== Listing

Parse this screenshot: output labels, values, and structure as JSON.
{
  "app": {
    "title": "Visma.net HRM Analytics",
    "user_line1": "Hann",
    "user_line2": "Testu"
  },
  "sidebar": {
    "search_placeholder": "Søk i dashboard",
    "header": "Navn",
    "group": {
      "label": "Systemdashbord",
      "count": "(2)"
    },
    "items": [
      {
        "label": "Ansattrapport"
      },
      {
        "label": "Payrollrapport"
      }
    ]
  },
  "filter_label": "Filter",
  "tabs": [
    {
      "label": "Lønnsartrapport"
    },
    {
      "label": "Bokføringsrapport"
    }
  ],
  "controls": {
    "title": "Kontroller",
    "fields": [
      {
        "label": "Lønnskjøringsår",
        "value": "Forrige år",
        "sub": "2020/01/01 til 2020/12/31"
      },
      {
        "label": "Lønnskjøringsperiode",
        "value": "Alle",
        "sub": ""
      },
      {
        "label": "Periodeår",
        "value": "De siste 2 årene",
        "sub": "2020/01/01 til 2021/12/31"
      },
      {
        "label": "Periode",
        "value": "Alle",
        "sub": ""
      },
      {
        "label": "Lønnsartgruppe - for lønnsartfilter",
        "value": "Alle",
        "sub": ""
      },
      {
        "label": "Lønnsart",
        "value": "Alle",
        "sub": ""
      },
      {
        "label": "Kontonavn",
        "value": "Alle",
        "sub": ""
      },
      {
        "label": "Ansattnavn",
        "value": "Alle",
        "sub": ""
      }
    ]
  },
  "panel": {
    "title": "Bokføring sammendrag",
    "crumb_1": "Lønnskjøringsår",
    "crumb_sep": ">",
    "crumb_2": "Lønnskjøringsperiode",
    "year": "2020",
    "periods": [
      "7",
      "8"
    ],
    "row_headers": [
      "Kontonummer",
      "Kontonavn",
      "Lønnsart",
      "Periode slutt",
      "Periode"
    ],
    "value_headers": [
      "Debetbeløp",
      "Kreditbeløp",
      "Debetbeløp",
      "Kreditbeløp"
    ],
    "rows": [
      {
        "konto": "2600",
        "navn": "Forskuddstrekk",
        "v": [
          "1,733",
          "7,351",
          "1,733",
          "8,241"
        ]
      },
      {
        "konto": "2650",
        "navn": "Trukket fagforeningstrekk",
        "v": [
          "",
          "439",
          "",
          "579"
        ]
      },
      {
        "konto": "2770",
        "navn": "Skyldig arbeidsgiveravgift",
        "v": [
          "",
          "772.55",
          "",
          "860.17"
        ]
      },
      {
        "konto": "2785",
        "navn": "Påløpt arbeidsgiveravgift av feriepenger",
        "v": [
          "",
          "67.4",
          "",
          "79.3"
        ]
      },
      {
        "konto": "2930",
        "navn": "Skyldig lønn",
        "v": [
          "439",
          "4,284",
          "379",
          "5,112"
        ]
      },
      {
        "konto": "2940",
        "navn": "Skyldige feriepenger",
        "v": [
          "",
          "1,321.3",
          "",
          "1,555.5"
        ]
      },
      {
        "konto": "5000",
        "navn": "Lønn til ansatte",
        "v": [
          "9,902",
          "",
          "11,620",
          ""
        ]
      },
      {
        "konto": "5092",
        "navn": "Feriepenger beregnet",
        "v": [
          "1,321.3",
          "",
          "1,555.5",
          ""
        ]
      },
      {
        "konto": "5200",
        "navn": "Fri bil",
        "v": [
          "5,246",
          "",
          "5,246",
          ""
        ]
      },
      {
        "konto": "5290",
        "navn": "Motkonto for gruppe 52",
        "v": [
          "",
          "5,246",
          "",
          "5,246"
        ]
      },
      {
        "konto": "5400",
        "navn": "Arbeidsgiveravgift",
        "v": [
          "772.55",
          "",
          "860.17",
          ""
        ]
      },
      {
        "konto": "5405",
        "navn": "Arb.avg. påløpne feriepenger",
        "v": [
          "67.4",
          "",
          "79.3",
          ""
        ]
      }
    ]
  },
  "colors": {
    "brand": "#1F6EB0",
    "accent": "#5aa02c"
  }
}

====

## Instruction
Quote the whole listing above, leaving nothing out.

## Complete output
Parse this screenshot: output labels, values, and structure as JSON.
{
  "app": {
    "title": "Visma.net HRM Analytics",
    "user_line1": "Hann",
    "user_line2": "Testu"
  },
  "sidebar": {
    "search_placeholder": "Søk i dashboard",
    "header": "Navn",
    "group": {
      "label": "Systemdashbord",
      "count": "(2)"
    },
    "items": [
      {
        "label": "Ansattrapport"
      },
      {
        "label": "Payrollrapport"
      }
    ]
  },
  "filter_label": "Filter",
  "tabs": [
    {
      "label": "Lønnsartrapport"
    },
    {
      "label": "Bokføringsrapport"
    }
  ],
  "controls": {
    "title": "Kontroller",
    "fields": [
      {
        "label": "Lønnskjøringsår",
        "value": "Forrige år",
        "sub": "2020/01/01 til 2020/12/31"
      },
      {
        "label": "Lønnskjøringsperiode",
        "value": "Alle",
        "sub": ""
      },
      {
        "label": "Periodeår",
        "value": "De siste 2 årene",
        "sub": "2020/01/01 til 2021/12/31"
      },
      {
        "label": "Periode",
        "value": "Alle",
        "sub": ""
      },
      {
        "label": "Lønnsartgruppe - for lønnsartfilter",
        "value": "Alle",
        "sub": ""
      },
      {
        "label": "Lønnsart",
        "value": "Alle",
        "sub": ""
      },
      {
        "label": "Kontonavn",
        "value": "Alle",
        "sub": ""
      },
      {
        "label": "Ansattnavn",
        "value": "Alle",
        "sub": ""
      }
    ]
  },
  "panel": {
    "title": "Bokføring sammendrag",
    "crumb_1": "Lønnskjøringsår",
    "crumb_sep": ">",
    "crumb_2": "Lønnskjøringsperiode",
    "year": "2020",
    "periods": [
      "7",
      "8"
    ],
    "row_headers": [
      "Kontonummer",
      "Kontonavn",
      "Lønnsart",
      "Periode slutt",
      "Periode"
    ],
    "value_headers": [
      "Debetbeløp",
      "Kreditbeløp",
      "Debetbeløp",
      "Kreditbeløp"
    ],
    "rows": [
      {
        "konto": "2600",
        "navn": "Forskuddstrekk",
        "v": [
          "1,733",
          "7,351",
          "1,733",
          "8,241"
        ]
      },
      {
        "konto": "2650",
        "navn": "Trukket fagforeningstrekk",
        "v": [
          "",
          "439",
          "",
          "579"
        ]
      },
      {
        "konto": "2770",
        "navn": "Skyldig arbeidsgiveravgift",
        "v": [
          "",
          "772.55",
          "",
          "860.17"
        ]
      },
      {
        "konto": "2785",
        "navn": "Påløpt arbeidsgiveravgift av feriepenger",
        "v": [
          "",
          "67.4",
          "",
          "79.3"
        ]
      },
      {
        "konto": "2930",
        "navn": "Skyldig lønn",
        "v": [
          "439",
          "4,284",
          "379",
          "5,112"
        ]
      },
      {
        "konto": "2940",
        "navn": "Skyldige feriepenger",
        "v": [
          "",
          "1,321.3",
          "",
          "1,555.5"
        ]
      },
      {
        "konto": "5000",
        "navn": "Lønn til ansatte",
        "v": [
          "9,902",
          "",
          "11,620",
          ""
        ]
      },
      {
        "konto": "5092",
        "navn": "Feriepenger beregnet",
        "v": [
          "1,321.3",
          "",
          "1,555.5",
          ""
        ]
      },
      {
        "konto": "5200",
        "navn": "Fri bil",
        "v": [
          "5,246",
          "",
          "5,246",
          ""
        ]
      },
      {
        "konto": "5290",
        "navn": "Motkonto for gruppe 52",
        "v": [
          "",
          "5,246",
          "",
          "5,246"
        ]
      },
      {
        "konto": "5400",
        "navn": "Arbeidsgiveravgift",
        "v": [
          "772.55",
          "",
          "860.17",
          ""
        ]
      },
      {
        "konto": "5405",
        "navn": "Arb.avg. påløpne feriepenger",
        "v": [
          "67.4",
          "",
          "79.3",
          ""
        ]
      }
    ]
  },
  "colors": {
    "brand": "#1F6EB0",
    "accent": "#5aa02c"
  }
}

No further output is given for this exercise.